-- Given records start --
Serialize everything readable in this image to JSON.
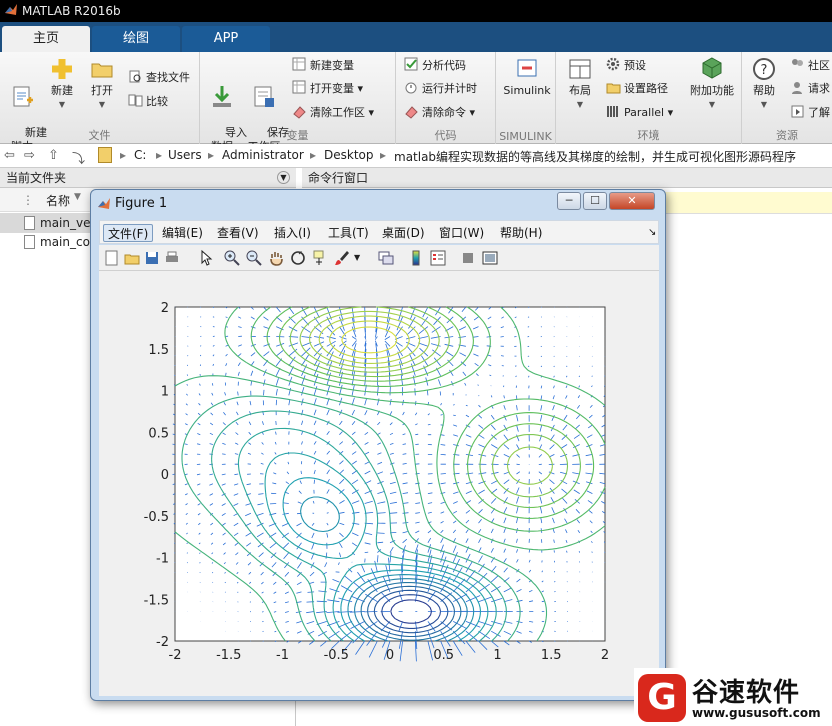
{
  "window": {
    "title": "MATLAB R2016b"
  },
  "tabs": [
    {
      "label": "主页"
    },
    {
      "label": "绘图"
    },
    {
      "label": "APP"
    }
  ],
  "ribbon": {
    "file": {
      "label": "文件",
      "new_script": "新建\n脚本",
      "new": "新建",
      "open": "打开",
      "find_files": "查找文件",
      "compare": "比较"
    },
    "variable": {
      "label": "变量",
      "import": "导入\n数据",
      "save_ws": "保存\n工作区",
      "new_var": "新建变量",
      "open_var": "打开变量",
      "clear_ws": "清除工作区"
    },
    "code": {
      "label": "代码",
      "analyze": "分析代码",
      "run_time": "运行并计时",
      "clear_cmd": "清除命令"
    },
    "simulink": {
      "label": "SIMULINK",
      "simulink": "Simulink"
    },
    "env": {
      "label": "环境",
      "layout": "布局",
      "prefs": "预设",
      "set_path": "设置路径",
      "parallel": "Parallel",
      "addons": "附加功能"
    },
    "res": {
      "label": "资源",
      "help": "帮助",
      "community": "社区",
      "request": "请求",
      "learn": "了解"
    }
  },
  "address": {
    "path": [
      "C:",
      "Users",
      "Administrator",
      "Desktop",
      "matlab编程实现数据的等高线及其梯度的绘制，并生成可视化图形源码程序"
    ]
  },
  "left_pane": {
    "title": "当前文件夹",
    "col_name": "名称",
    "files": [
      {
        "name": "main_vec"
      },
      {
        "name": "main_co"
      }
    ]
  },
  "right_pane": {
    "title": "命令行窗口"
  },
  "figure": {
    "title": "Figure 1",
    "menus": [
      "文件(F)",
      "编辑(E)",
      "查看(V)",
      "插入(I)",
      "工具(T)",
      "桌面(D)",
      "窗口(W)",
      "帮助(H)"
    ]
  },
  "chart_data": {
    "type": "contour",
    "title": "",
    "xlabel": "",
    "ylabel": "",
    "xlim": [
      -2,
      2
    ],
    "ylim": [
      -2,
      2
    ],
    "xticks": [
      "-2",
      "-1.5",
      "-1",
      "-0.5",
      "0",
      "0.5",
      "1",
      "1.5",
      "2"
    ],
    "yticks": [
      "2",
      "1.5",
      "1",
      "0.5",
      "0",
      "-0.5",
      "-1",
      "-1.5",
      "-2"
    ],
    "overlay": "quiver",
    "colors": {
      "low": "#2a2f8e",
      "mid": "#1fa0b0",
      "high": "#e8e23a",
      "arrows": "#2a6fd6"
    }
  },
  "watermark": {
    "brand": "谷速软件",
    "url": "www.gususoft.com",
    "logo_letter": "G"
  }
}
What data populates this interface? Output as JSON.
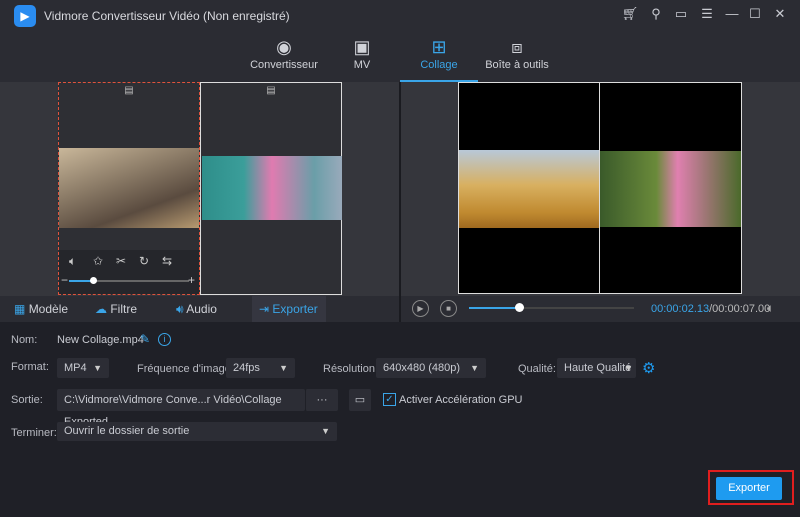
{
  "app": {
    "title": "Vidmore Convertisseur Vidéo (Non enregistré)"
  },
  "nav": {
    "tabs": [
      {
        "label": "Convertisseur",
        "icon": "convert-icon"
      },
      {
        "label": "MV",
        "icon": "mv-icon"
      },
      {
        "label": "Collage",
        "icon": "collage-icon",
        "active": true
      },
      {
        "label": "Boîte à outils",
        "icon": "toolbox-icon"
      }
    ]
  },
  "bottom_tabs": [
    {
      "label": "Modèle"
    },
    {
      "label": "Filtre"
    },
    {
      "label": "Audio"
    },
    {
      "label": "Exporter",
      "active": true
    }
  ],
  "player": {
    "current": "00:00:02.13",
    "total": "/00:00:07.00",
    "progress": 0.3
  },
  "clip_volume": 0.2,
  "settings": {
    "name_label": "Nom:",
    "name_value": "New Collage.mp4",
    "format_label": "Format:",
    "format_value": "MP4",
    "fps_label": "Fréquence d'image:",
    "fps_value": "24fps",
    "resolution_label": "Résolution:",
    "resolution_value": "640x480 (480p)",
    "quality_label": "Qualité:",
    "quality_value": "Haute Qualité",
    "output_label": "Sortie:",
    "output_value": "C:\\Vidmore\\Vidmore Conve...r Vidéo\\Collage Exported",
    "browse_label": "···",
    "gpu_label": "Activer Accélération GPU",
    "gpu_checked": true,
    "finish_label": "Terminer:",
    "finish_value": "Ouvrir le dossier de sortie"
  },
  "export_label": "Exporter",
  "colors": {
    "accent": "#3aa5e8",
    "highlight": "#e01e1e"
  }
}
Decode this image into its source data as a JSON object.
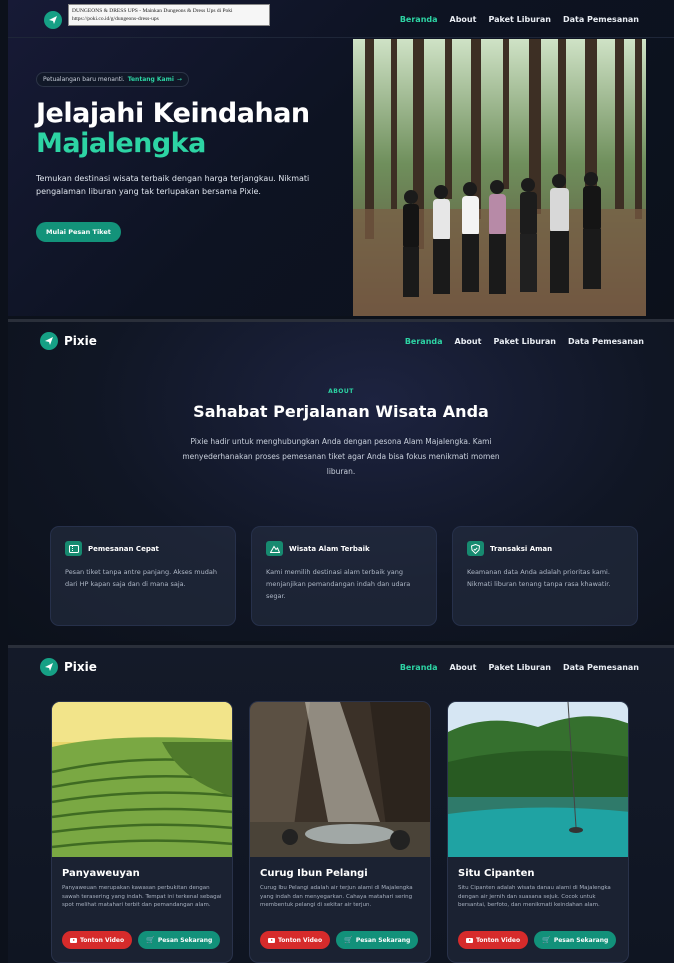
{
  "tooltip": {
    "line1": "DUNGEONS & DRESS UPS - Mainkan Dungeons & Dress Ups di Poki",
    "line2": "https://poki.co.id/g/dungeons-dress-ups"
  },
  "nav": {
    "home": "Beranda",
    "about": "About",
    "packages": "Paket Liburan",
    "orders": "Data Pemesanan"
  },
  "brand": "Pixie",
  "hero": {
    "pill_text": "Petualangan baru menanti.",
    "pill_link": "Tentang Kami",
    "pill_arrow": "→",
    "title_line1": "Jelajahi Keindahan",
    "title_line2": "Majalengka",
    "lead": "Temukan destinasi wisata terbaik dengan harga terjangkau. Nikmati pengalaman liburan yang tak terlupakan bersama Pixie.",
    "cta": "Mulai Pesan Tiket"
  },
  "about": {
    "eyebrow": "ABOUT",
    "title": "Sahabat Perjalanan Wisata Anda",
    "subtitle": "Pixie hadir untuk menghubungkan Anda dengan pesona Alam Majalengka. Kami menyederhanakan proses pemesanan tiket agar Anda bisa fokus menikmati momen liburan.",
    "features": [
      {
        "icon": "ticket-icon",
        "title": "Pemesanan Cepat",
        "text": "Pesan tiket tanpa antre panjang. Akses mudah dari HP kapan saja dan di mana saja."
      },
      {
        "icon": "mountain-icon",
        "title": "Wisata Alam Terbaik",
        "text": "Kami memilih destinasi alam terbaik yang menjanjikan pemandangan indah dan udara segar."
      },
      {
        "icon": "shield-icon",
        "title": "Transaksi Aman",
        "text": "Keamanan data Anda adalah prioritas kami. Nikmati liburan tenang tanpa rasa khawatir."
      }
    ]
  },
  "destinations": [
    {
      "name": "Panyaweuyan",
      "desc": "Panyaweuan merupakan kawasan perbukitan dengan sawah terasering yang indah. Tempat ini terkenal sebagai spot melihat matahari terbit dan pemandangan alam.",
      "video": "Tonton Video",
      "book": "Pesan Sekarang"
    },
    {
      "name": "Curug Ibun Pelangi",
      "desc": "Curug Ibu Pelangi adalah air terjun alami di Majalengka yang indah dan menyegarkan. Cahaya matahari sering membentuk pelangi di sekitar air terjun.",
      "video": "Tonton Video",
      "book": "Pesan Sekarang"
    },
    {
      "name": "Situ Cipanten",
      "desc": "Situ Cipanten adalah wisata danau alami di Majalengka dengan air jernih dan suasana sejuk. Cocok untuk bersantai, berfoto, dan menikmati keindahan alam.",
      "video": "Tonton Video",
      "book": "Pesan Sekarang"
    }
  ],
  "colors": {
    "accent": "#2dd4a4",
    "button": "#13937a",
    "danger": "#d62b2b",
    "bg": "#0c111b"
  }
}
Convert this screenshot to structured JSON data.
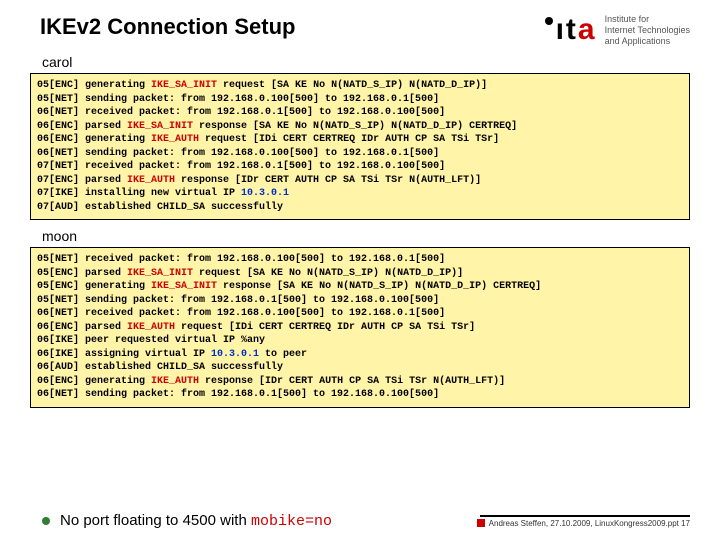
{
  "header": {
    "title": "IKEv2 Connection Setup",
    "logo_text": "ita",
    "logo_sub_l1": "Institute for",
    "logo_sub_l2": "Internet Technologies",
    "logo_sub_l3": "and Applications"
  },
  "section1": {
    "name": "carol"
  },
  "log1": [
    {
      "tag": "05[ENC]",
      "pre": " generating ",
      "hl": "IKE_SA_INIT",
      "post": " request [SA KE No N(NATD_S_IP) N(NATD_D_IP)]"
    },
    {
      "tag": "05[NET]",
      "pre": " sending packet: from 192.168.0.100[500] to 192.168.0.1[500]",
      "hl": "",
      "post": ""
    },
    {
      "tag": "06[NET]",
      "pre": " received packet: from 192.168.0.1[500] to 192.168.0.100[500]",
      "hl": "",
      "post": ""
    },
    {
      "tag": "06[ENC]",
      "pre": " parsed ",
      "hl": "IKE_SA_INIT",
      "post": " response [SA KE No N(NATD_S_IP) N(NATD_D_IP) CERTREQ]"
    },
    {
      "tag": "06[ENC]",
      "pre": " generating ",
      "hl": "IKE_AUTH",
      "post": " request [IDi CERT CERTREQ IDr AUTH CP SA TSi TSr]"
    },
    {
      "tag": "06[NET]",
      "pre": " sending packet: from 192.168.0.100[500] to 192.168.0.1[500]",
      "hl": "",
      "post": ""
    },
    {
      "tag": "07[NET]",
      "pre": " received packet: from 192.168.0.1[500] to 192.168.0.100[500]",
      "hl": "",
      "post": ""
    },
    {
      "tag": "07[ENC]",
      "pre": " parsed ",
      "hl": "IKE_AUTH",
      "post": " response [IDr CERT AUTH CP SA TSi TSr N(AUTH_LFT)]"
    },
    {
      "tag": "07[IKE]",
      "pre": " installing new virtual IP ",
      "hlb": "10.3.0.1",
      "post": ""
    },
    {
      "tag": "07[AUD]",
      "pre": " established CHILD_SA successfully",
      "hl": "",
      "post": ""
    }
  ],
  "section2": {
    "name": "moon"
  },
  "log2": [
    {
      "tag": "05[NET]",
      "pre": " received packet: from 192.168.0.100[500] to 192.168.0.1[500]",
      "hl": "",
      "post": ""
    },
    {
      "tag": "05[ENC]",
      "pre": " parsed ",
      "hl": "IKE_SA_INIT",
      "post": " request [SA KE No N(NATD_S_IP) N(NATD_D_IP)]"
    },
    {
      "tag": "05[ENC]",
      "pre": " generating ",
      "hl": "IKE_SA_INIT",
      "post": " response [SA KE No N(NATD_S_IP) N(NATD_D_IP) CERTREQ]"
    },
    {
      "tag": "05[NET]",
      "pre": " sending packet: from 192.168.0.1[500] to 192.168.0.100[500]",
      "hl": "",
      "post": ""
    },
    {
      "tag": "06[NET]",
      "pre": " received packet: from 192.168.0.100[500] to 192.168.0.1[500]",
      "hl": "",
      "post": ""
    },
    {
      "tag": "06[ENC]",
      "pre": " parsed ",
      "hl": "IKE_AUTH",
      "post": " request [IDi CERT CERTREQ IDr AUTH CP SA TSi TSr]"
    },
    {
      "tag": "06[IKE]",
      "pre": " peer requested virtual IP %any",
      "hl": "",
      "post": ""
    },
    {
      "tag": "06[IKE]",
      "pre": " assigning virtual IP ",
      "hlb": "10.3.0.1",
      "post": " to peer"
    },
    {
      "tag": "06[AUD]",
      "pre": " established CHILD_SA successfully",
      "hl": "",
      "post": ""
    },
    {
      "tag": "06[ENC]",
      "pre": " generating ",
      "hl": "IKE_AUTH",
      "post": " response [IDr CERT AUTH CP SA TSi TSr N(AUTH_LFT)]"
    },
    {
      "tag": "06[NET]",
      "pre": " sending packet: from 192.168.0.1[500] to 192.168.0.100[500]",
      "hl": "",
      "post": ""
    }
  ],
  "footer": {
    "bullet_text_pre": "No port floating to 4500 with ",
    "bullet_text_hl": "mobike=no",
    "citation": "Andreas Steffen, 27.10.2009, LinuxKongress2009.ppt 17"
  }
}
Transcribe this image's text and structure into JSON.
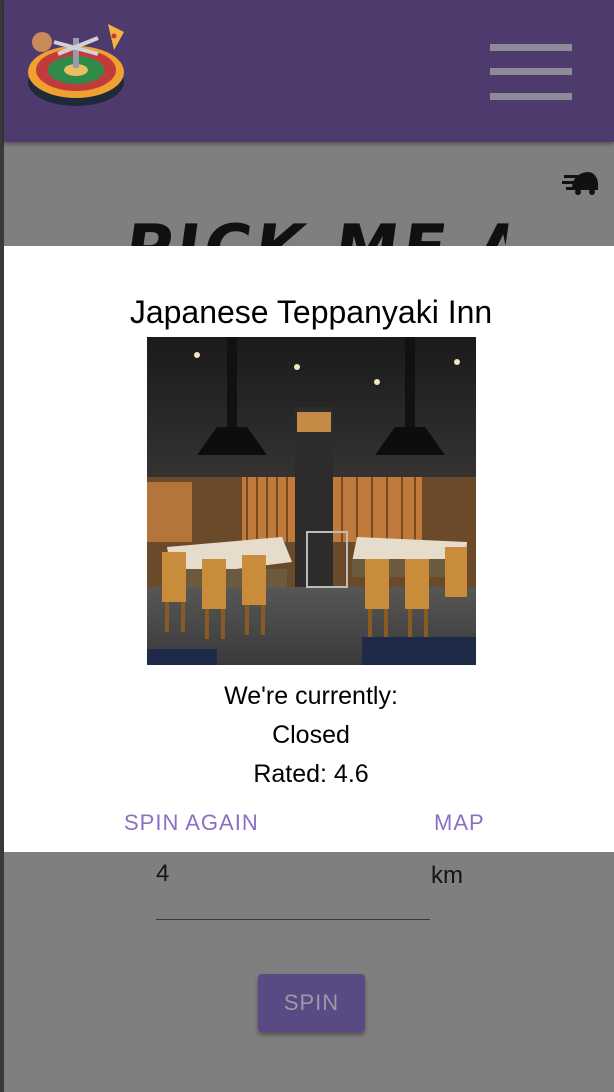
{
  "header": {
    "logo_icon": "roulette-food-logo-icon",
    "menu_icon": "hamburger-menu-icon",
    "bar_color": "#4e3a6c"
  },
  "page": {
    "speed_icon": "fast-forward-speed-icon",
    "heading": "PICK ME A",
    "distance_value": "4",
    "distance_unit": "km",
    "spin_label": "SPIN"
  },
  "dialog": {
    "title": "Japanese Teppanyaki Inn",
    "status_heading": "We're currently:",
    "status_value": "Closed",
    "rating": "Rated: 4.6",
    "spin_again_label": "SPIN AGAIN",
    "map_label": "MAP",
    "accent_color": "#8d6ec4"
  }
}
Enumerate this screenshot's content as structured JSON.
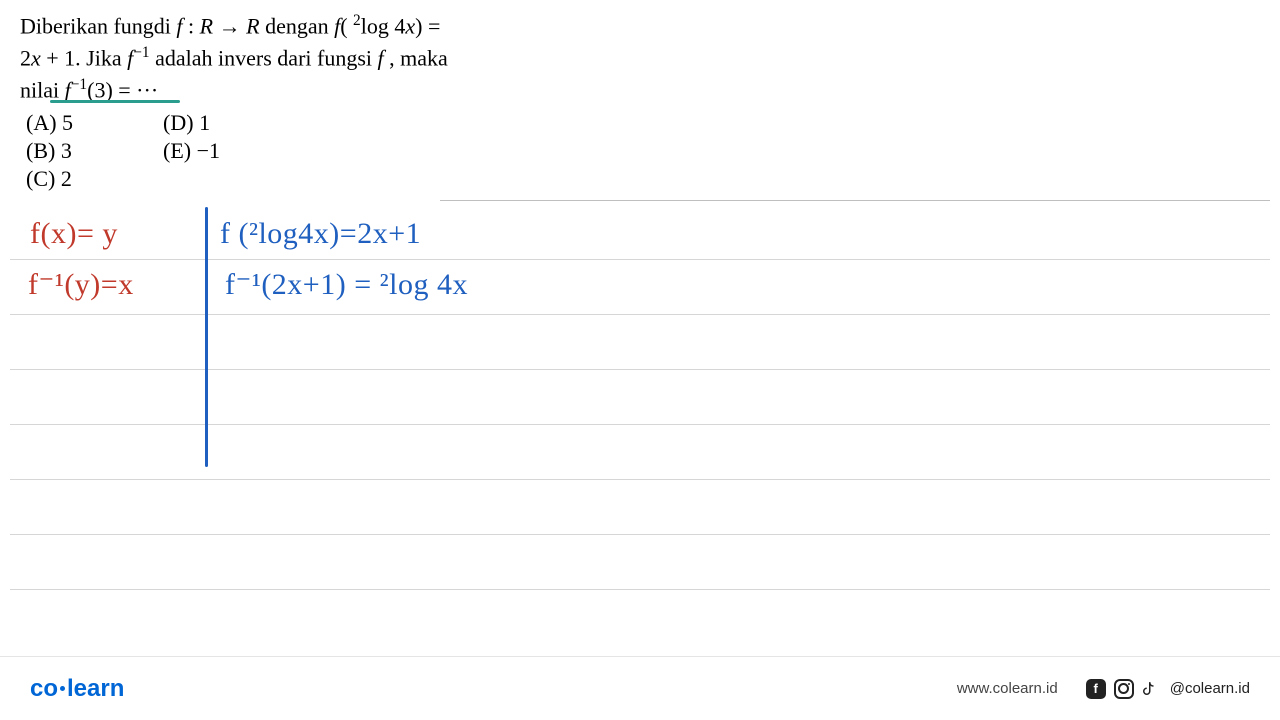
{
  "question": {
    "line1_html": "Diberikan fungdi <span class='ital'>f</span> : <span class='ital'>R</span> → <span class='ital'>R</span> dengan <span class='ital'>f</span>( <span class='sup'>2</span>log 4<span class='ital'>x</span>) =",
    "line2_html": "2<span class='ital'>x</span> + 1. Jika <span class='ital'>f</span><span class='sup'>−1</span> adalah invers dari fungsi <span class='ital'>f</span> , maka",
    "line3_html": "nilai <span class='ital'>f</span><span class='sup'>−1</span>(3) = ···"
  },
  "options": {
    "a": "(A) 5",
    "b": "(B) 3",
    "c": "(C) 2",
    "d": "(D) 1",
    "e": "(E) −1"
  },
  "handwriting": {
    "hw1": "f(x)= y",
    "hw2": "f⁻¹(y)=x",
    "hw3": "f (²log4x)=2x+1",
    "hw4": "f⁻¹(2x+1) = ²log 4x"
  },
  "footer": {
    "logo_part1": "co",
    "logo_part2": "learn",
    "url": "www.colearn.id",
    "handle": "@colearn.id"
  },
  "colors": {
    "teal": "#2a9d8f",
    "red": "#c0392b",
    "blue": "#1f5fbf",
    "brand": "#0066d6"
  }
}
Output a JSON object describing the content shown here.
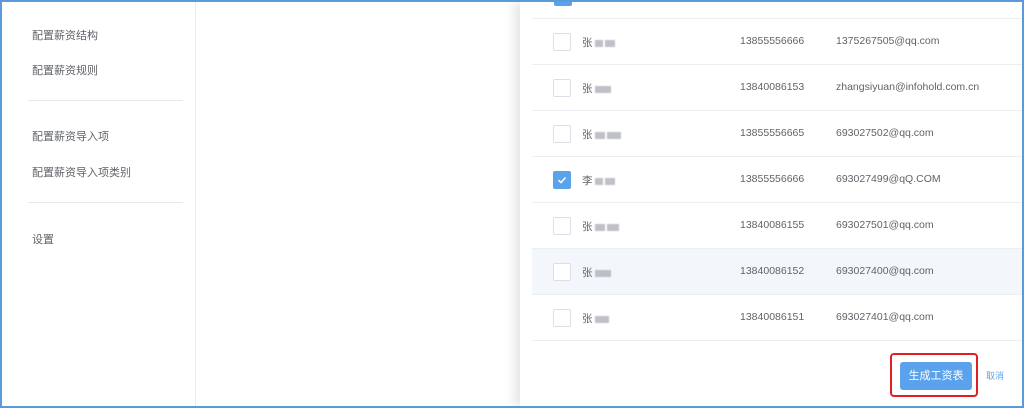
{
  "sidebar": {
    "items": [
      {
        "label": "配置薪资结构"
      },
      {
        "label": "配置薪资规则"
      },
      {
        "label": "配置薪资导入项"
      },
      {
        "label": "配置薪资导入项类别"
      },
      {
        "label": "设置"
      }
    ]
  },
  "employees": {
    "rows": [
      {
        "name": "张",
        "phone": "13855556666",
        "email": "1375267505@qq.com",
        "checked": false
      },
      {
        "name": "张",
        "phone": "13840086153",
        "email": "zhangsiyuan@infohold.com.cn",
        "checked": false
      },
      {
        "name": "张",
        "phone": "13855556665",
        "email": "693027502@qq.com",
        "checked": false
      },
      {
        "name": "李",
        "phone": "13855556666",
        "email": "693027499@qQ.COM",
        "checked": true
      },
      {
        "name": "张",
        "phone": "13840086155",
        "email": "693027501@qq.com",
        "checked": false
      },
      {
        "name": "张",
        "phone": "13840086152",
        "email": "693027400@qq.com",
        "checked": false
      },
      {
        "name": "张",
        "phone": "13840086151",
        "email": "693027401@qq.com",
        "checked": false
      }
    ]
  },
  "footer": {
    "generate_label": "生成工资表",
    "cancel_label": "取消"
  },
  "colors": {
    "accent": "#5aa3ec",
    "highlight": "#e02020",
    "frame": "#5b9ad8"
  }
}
-- Given records end --
_Task requirements:_
Copy every line of the data that holds the string "Pixie".

_Worked solution:_
  "brand": "Pixie",
    "lead": "Temukan destinasi wisata terbaik dengan harga terjangkau. Nikmati pengalaman liburan yang tak terlupakan bersama Pixie.",
    "subtitle": "Pixie hadir untuk menghubungkan Anda dengan pesona Alam Majalengka. Kami menyederhanakan proses pemesanan tiket agar Anda bisa fokus menikmati momen liburan.",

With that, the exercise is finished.